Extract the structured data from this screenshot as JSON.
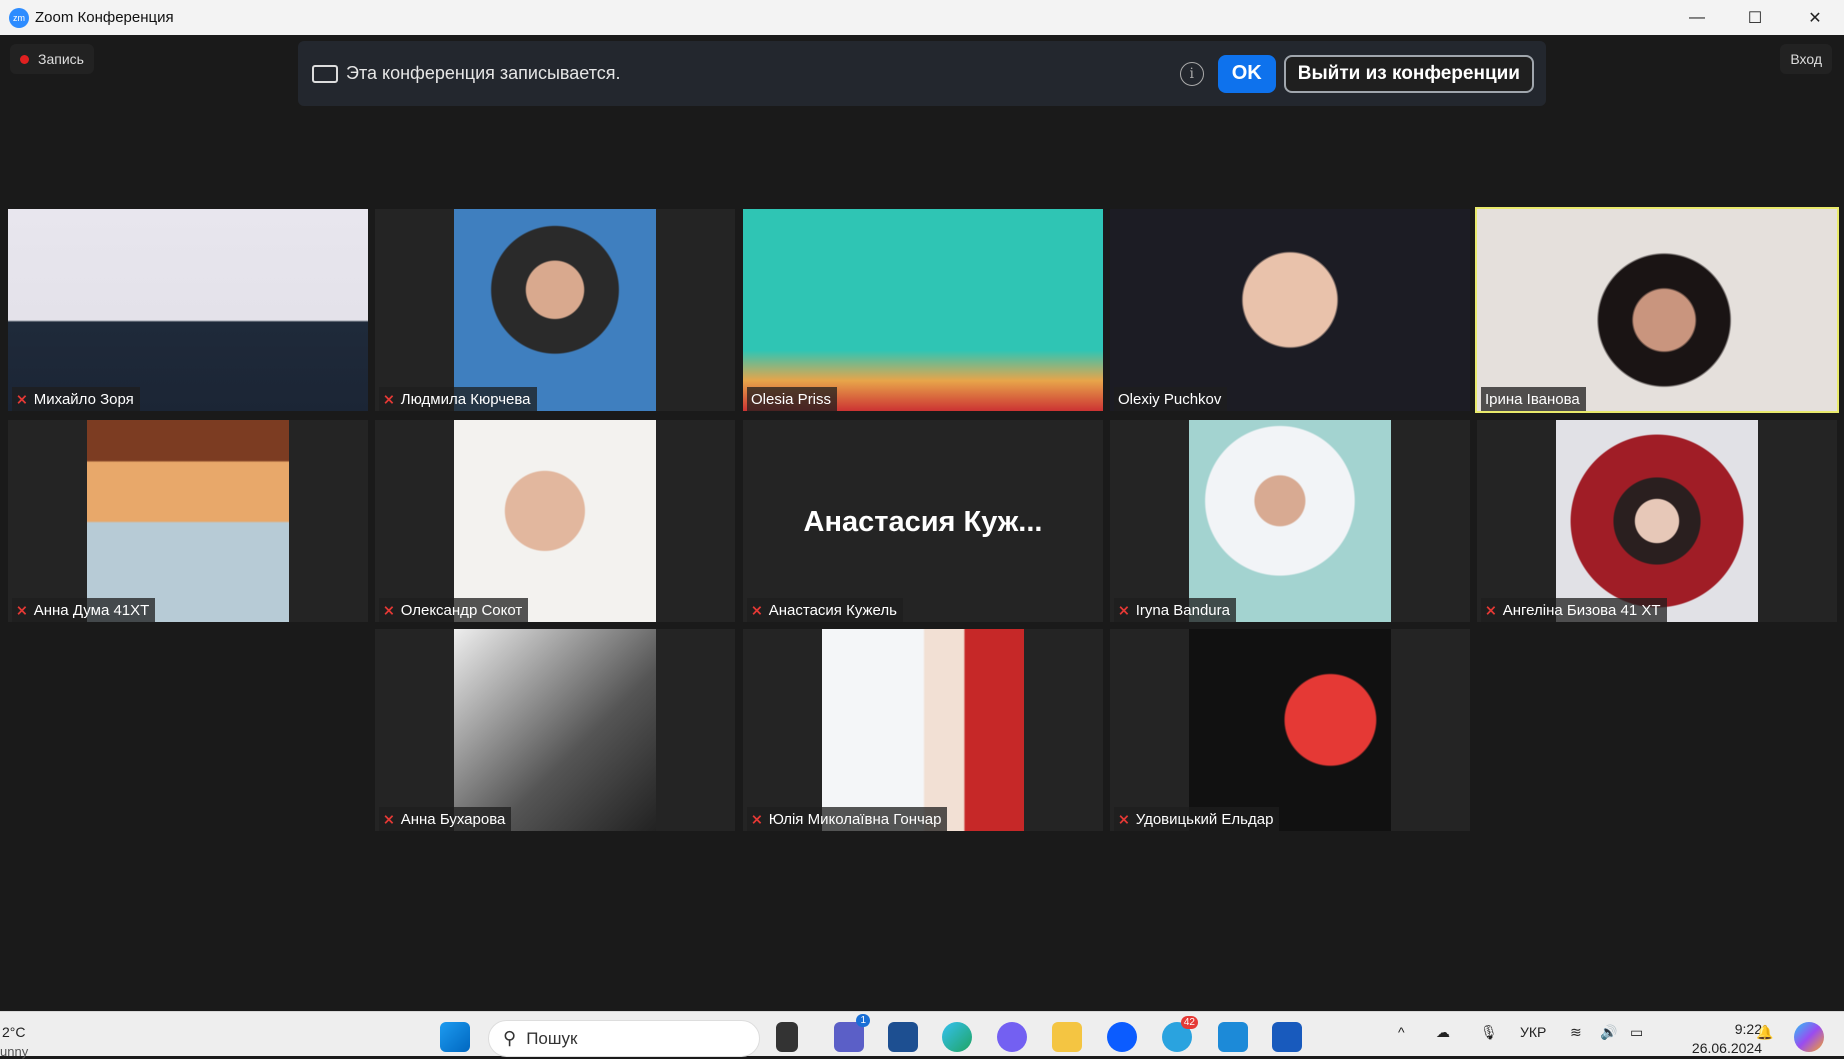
{
  "window": {
    "title": "Zoom Конференция",
    "logo": "zm"
  },
  "top": {
    "recording_label": "Запись",
    "login_label": "Вход"
  },
  "banner": {
    "message": "Эта конференция записывается.",
    "info_icon": "i",
    "ok_label": "OK",
    "leave_label": "Выйти из конференции"
  },
  "colors": {
    "accent": "#0e72ed",
    "active_speaker": "#e9ea6c",
    "muted": "#e53935"
  },
  "participants": [
    {
      "name": "Михайло Зоря",
      "muted": true
    },
    {
      "name": "Людмила Кюрчева",
      "muted": true
    },
    {
      "name": "Olesia Priss",
      "muted": false
    },
    {
      "name": "Olexiy Puchkov",
      "muted": false
    },
    {
      "name": "Ірина Іванова",
      "muted": false,
      "active": true
    },
    {
      "name": "Анна Дума 41ХТ",
      "muted": true
    },
    {
      "name": "Олександр Сокот",
      "muted": true
    },
    {
      "name": "Анастасия Кужель",
      "muted": true,
      "display": "Анастасия  Куж..."
    },
    {
      "name": "Iryna Bandura",
      "muted": true
    },
    {
      "name": "Ангеліна Бизова 41 ХТ",
      "muted": true
    },
    {
      "name": "Анна Бухарова",
      "muted": true
    },
    {
      "name": "Юлія Миколаївна Гончар",
      "muted": true
    },
    {
      "name": "Удовицький Ельдар",
      "muted": true
    }
  ],
  "taskbar": {
    "weather_temp": "2°C",
    "weather_text": "unny",
    "search_placeholder": "Пошук",
    "teams_badge": "1",
    "telegram_badge": "42",
    "language": "УКР",
    "time": "9:22",
    "date": "26.06.2024"
  }
}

==============================

Without including any pictures, print all of the material exactly as given.

Extract the structured data from this screenshot as JSON.
{
  "window": {
    "title": "Zoom Конференция",
    "logo": "zm"
  },
  "top": {
    "recording_label": "Запись",
    "login_label": "Вход"
  },
  "banner": {
    "message": "Эта конференция записывается.",
    "info_icon": "i",
    "ok_label": "OK",
    "leave_label": "Выйти из конференции"
  },
  "colors": {
    "accent": "#0e72ed",
    "active_speaker": "#e9ea6c",
    "muted": "#e53935"
  },
  "participants": [
    {
      "name": "Михайло Зоря",
      "muted": true
    },
    {
      "name": "Людмила Кюрчева",
      "muted": true
    },
    {
      "name": "Olesia Priss",
      "muted": false
    },
    {
      "name": "Olexiy Puchkov",
      "muted": false
    },
    {
      "name": "Ірина Іванова",
      "muted": false,
      "active": true
    },
    {
      "name": "Анна Дума 41ХТ",
      "muted": true
    },
    {
      "name": "Олександр Сокот",
      "muted": true
    },
    {
      "name": "Анастасия Кужель",
      "muted": true,
      "display": "Анастасия  Куж..."
    },
    {
      "name": "Iryna Bandura",
      "muted": true
    },
    {
      "name": "Ангеліна Бизова 41 ХТ",
      "muted": true
    },
    {
      "name": "Анна Бухарова",
      "muted": true
    },
    {
      "name": "Юлія Миколаївна Гончар",
      "muted": true
    },
    {
      "name": "Удовицький Ельдар",
      "muted": true
    }
  ],
  "taskbar": {
    "weather_temp": "2°C",
    "weather_text": "unny",
    "search_placeholder": "Пошук",
    "teams_badge": "1",
    "telegram_badge": "42",
    "language": "УКР",
    "time": "9:22",
    "date": "26.06.2024"
  }
}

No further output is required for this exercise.